> [Task requirements]:
How many of the lines that follow contain the word "Windows"? Give only the number.

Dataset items
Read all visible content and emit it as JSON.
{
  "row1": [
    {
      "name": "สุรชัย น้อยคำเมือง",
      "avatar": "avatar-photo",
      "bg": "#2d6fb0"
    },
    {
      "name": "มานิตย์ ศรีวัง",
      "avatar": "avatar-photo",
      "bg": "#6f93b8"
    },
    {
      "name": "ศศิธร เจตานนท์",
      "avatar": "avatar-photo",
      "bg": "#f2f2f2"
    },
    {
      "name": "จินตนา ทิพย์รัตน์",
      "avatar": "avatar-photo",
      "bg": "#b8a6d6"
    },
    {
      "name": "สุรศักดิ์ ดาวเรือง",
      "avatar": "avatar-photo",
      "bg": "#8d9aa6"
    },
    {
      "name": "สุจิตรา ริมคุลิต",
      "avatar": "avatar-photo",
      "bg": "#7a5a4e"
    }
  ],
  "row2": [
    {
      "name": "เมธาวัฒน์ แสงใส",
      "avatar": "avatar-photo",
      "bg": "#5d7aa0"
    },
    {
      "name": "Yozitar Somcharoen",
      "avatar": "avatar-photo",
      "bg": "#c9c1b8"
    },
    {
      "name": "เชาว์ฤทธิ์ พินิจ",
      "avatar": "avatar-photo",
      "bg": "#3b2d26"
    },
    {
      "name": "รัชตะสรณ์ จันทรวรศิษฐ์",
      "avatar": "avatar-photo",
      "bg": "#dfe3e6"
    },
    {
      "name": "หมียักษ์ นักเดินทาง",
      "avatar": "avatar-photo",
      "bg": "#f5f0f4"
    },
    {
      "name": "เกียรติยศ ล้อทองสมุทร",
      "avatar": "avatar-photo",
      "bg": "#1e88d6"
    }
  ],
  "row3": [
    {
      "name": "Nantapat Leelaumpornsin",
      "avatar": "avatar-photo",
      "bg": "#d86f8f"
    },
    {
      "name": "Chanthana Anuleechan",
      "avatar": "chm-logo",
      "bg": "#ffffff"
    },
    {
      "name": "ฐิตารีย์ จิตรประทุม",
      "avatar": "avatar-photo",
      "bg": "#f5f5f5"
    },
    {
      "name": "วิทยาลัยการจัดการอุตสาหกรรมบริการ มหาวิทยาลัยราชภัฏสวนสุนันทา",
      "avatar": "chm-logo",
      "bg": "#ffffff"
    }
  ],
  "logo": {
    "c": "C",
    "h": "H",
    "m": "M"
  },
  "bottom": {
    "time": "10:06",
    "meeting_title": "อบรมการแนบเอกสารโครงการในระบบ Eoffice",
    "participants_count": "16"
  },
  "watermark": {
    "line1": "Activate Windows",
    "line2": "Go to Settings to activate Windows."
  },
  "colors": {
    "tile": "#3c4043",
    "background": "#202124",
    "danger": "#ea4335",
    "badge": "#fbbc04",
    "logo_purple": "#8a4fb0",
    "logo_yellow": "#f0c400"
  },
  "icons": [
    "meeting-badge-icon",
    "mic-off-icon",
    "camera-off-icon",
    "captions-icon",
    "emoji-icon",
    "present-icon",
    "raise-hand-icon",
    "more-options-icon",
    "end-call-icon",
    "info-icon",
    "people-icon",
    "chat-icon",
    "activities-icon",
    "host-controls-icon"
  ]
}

> [Answer for the task]:
2